== Records to use
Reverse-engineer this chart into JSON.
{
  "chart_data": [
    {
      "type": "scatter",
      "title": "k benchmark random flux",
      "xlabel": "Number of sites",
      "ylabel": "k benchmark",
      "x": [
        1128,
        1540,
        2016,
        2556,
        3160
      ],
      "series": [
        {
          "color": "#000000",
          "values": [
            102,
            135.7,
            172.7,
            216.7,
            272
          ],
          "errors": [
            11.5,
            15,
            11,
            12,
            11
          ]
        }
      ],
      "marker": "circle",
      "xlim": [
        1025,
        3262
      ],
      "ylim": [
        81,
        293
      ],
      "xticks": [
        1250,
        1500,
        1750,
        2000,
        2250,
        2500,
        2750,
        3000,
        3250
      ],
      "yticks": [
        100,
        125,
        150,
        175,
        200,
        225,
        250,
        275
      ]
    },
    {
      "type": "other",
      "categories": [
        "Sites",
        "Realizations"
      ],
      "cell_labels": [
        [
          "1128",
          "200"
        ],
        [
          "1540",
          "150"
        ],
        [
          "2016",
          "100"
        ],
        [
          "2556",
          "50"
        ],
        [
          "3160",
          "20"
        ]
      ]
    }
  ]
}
====
Your task is to repeat every entry exactly.

Reverse-engineer this chart into JSON.
{
  "chart_data": [
    {
      "type": "scatter",
      "title": "k benchmark random flux",
      "xlabel": "Number of sites",
      "ylabel": "k benchmark",
      "x": [
        1128,
        1540,
        2016,
        2556,
        3160
      ],
      "series": [
        {
          "color": "#000000",
          "values": [
            102,
            135.7,
            172.7,
            216.7,
            272
          ],
          "errors": [
            11.5,
            15,
            11,
            12,
            11
          ]
        }
      ],
      "marker": "circle",
      "xlim": [
        1025,
        3262
      ],
      "ylim": [
        81,
        293
      ],
      "xticks": [
        1250,
        1500,
        1750,
        2000,
        2250,
        2500,
        2750,
        3000,
        3250
      ],
      "yticks": [
        100,
        125,
        150,
        175,
        200,
        225,
        250,
        275
      ]
    },
    {
      "type": "other",
      "categories": [
        "Sites",
        "Realizations"
      ],
      "cell_labels": [
        [
          "1128",
          "200"
        ],
        [
          "1540",
          "150"
        ],
        [
          "2016",
          "100"
        ],
        [
          "2556",
          "50"
        ],
        [
          "3160",
          "20"
        ]
      ]
    }
  ]
}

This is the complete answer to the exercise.